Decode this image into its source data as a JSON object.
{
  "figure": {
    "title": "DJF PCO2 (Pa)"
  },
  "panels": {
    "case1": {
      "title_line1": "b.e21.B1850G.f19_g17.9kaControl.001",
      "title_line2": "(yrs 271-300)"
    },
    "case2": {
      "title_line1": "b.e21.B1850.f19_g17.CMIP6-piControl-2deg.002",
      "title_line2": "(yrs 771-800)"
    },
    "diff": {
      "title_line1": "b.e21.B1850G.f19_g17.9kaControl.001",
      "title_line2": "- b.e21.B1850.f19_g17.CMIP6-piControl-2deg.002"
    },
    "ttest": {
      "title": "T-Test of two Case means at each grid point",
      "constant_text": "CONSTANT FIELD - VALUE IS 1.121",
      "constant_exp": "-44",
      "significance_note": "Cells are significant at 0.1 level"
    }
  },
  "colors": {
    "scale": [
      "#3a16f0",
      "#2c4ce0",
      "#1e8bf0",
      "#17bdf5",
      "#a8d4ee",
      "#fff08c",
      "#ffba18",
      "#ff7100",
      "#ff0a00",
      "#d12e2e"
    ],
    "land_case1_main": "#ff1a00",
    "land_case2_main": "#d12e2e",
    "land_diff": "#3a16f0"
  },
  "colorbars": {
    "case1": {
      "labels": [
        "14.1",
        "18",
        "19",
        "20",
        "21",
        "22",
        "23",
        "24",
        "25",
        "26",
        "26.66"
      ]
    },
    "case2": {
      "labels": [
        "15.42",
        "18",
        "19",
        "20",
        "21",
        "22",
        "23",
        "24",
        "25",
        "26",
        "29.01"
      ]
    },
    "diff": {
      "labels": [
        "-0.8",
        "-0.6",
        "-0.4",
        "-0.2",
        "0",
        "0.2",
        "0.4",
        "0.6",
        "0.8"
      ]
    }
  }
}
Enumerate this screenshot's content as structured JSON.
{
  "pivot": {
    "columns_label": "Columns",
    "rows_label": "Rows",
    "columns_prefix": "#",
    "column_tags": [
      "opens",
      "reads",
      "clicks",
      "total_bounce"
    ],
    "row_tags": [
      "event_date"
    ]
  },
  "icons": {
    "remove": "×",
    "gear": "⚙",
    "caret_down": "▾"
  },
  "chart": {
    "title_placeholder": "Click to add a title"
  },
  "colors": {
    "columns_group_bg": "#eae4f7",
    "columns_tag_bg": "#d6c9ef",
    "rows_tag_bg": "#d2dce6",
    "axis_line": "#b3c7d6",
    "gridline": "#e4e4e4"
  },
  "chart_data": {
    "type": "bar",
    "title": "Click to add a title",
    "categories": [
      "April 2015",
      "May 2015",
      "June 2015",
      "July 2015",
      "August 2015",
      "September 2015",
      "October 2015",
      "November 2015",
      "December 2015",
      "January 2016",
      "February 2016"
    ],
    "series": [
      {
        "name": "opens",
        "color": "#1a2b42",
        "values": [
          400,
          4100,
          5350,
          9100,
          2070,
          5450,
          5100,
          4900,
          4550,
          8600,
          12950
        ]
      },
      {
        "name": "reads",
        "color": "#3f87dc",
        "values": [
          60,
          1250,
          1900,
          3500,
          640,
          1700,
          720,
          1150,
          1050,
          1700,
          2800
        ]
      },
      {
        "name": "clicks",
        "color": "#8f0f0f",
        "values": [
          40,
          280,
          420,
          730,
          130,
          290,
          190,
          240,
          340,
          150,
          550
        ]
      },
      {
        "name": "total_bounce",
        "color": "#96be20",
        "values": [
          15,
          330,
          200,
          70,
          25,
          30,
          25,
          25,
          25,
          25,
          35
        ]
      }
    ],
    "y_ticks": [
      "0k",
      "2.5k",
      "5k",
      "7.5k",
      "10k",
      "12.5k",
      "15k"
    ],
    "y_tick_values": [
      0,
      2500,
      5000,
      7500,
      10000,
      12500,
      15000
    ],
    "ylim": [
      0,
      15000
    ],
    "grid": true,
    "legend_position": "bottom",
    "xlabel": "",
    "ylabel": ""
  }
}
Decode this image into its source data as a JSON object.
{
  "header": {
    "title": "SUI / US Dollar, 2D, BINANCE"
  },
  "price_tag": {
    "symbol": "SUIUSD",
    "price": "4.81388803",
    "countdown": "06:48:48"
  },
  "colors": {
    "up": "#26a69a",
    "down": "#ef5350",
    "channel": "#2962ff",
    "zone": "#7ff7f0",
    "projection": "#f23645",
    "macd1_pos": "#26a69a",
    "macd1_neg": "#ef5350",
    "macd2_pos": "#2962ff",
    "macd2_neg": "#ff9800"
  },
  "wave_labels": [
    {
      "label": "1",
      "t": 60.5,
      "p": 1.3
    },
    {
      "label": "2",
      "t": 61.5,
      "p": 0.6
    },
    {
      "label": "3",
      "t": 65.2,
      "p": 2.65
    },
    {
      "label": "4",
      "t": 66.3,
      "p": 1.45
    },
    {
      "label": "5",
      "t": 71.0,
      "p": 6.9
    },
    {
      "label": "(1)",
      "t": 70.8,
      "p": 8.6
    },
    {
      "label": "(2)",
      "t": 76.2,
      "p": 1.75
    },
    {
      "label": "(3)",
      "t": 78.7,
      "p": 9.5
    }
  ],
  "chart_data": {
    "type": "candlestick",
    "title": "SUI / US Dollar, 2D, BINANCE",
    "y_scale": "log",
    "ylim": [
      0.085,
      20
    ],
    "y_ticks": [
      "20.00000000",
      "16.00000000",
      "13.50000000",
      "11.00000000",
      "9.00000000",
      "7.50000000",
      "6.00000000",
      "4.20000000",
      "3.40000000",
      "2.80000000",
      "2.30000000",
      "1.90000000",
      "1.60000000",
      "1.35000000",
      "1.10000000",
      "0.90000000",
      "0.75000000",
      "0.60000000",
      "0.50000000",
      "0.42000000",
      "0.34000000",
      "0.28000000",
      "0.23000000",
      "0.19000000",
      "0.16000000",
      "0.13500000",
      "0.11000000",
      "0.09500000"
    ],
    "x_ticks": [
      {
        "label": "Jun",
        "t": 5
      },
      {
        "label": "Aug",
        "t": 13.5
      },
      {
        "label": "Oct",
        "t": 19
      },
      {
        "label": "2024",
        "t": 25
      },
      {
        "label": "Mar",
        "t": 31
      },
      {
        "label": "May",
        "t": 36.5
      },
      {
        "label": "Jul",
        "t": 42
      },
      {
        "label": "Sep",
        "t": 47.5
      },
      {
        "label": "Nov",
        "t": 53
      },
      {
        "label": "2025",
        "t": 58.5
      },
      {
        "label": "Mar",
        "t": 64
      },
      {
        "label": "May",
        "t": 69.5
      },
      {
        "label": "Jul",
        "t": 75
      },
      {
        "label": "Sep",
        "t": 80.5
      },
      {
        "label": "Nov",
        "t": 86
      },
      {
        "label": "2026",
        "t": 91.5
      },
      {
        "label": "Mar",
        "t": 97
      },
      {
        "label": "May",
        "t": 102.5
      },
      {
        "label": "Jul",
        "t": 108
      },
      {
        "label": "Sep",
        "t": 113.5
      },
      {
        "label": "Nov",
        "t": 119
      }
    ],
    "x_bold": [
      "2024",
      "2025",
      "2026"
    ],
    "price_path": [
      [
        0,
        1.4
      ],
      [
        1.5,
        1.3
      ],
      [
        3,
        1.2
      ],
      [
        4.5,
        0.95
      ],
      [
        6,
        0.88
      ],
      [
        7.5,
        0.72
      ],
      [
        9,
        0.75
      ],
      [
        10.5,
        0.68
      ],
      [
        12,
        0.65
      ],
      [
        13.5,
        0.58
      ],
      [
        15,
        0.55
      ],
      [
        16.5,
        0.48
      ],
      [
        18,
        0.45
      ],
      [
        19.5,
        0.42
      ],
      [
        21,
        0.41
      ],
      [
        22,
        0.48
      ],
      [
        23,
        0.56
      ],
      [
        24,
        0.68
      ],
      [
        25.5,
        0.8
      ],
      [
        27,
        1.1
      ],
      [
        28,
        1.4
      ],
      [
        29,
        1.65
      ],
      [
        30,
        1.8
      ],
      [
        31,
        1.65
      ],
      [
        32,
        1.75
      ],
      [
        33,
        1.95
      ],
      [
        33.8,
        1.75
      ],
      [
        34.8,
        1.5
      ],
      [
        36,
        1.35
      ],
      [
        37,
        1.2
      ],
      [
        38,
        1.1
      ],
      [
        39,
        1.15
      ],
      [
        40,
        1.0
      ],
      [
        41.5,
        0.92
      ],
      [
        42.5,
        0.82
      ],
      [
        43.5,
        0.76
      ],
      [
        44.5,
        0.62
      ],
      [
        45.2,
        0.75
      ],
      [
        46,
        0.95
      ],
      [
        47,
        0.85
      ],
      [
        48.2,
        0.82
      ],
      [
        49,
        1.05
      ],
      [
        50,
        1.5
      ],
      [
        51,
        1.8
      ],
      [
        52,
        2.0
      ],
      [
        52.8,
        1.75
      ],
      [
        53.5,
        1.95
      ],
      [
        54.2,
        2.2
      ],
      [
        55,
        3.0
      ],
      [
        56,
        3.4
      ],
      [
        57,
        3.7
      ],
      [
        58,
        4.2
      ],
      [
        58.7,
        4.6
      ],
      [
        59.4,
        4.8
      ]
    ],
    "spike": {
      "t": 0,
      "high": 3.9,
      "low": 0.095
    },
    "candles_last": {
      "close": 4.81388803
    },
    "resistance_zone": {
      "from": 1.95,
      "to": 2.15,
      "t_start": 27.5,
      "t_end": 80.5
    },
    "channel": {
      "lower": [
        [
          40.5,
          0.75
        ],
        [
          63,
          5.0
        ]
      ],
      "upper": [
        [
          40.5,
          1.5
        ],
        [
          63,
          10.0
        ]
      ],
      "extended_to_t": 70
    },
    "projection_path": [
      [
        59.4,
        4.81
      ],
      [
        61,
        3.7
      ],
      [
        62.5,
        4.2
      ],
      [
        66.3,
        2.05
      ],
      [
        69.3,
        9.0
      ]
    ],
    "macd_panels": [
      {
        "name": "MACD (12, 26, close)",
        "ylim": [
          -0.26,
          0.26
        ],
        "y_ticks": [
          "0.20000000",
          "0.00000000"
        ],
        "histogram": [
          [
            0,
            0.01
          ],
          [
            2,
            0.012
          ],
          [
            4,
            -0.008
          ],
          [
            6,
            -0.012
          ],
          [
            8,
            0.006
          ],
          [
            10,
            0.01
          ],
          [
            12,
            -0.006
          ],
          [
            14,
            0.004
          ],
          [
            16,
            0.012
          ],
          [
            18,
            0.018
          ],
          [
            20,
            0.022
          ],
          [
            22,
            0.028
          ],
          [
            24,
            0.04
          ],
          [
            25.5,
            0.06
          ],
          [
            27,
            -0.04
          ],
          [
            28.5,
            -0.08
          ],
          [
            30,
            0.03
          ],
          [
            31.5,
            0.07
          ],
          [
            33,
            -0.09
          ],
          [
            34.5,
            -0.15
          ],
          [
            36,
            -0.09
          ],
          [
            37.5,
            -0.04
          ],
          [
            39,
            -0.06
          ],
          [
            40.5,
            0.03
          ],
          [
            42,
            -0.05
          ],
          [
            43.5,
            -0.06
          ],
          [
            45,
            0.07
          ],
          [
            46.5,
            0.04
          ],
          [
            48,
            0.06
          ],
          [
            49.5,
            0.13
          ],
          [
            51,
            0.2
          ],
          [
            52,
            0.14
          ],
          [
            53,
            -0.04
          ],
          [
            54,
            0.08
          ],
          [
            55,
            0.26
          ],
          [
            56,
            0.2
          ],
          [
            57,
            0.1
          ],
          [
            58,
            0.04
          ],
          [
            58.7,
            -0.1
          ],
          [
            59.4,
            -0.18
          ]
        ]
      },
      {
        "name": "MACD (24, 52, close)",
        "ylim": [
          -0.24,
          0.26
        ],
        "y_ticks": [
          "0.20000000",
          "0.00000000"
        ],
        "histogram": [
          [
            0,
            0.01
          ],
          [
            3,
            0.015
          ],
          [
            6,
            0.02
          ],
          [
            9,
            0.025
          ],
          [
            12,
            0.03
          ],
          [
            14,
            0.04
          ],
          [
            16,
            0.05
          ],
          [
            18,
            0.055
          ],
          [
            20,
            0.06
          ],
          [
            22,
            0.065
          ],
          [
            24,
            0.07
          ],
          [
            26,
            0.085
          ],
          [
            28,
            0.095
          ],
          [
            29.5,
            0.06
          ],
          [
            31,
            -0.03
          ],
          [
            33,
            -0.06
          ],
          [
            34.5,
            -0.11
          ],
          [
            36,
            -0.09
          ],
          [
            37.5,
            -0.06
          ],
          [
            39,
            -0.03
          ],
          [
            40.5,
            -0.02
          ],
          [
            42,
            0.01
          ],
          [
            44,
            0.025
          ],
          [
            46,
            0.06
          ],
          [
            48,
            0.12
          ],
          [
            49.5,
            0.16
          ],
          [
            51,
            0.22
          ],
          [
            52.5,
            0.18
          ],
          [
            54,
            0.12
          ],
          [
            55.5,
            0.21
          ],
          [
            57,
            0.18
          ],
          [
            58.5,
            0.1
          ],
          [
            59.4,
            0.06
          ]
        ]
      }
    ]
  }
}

==================================================

WHAT THE TASK REQUIRES
Gather each line from the listing above that holds "name".

OUTPUT OF THE TASK
        "name": "opens",
        "name": "reads",
        "name": "clicks",
        "name": "total_bounce",
        "name": "MACD (12, 26, close)",
        "name": "MACD (24, 52, close)",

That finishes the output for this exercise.